Go through the records and extract every line with the word "Documents".

## start

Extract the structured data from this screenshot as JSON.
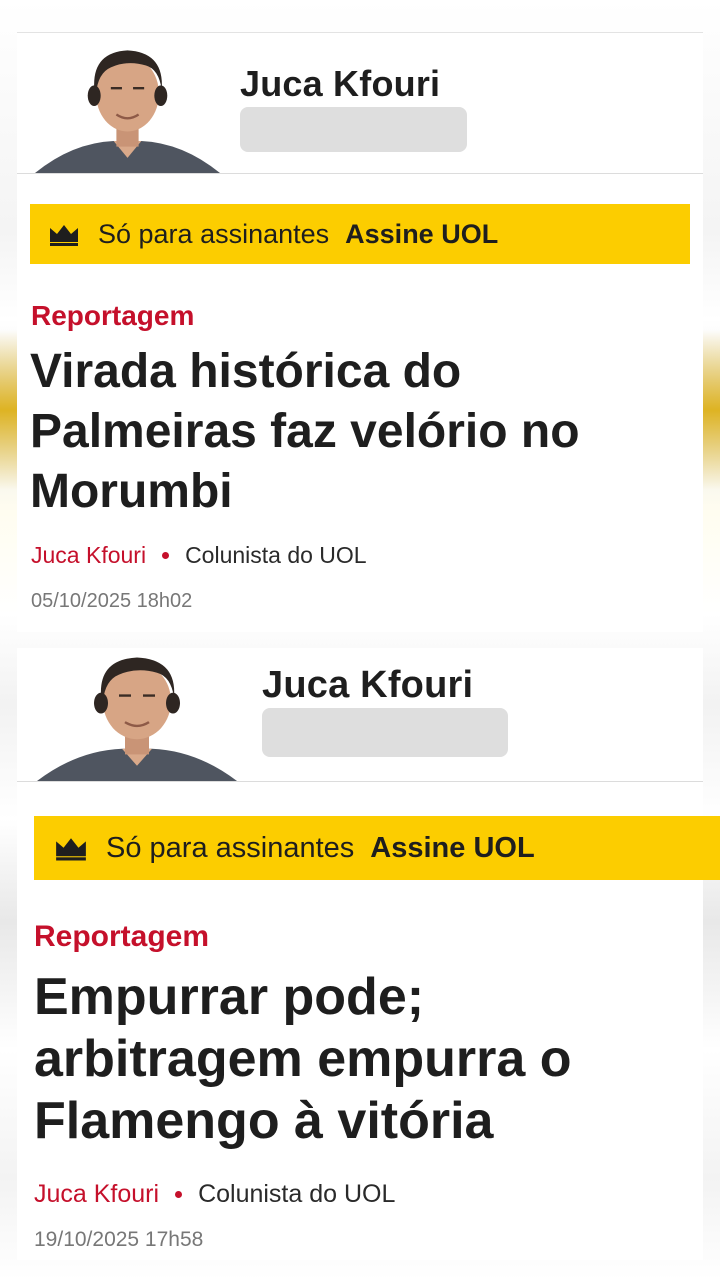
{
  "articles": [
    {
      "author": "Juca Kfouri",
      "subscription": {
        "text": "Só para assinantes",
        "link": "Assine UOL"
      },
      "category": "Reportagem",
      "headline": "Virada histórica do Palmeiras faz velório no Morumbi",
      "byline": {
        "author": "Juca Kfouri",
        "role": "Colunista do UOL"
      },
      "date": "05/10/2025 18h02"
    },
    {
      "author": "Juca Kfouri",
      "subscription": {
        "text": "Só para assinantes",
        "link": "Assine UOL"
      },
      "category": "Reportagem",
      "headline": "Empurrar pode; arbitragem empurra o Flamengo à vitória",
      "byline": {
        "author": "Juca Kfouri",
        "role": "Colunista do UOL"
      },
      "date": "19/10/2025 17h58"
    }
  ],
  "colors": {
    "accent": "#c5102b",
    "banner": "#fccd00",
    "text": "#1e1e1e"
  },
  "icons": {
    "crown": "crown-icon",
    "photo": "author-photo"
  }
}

## end
## start

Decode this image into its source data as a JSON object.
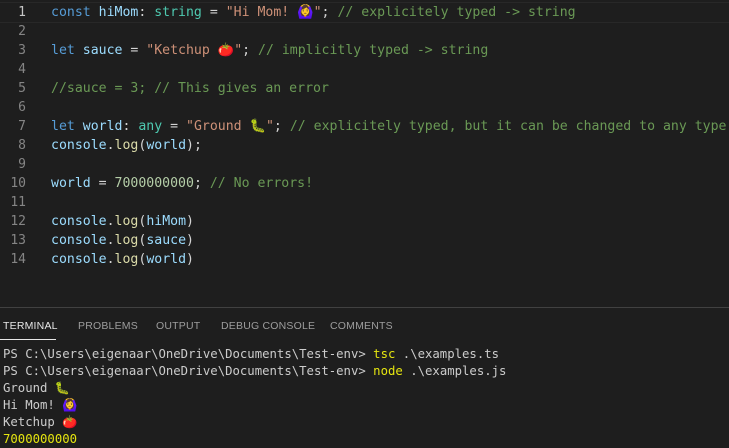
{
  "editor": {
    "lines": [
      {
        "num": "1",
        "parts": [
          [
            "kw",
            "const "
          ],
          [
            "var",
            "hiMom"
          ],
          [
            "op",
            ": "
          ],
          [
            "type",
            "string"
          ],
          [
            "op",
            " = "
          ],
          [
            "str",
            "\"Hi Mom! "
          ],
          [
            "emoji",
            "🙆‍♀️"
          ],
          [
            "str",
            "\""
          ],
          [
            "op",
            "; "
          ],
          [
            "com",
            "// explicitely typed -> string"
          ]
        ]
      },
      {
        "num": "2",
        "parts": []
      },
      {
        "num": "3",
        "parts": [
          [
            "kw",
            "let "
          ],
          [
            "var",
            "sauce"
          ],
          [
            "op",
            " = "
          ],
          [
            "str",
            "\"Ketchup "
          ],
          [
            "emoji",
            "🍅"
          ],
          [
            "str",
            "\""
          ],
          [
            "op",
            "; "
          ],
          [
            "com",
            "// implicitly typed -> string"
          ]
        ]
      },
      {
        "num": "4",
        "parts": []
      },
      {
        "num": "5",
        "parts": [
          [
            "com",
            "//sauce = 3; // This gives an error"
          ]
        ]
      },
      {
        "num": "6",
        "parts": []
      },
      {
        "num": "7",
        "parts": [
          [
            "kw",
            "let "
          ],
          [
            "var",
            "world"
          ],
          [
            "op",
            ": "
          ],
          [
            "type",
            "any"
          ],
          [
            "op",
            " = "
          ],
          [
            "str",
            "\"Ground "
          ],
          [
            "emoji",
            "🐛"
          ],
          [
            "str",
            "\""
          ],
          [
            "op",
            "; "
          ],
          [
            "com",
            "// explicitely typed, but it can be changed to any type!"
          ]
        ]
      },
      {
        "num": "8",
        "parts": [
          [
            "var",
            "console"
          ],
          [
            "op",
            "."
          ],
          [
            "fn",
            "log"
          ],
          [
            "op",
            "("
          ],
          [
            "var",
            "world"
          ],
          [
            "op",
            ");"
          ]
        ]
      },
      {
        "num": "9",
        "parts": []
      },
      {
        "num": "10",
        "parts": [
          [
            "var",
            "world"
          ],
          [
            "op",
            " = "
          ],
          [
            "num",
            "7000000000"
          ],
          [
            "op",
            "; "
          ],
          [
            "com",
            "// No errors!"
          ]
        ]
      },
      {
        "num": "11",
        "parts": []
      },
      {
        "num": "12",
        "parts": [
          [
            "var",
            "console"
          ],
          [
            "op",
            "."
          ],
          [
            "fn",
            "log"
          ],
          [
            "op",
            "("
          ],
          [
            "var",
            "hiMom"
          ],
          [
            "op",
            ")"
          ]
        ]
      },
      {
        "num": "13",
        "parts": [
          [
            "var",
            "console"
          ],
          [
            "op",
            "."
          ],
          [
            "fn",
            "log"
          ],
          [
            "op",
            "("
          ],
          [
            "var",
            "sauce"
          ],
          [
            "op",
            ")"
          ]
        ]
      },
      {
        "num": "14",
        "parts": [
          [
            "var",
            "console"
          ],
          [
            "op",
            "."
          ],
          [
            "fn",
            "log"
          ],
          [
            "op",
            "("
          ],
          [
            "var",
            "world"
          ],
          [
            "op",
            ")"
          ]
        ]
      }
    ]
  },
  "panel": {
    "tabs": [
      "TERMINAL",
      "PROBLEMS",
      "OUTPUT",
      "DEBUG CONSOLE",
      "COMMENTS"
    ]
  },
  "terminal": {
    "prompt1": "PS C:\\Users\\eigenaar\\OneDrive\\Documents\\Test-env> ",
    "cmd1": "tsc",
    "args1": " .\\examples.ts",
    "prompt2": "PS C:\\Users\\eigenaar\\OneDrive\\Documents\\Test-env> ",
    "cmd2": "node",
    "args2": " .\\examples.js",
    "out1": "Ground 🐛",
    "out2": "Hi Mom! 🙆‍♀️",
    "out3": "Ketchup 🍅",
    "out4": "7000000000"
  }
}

## end

Written solution
    "prompt1": "PS C:\\Users\\eigenaar\\OneDrive\\Documents\\Test-env> ",
    "prompt2": "PS C:\\Users\\eigenaar\\OneDrive\\Documents\\Test-env> ",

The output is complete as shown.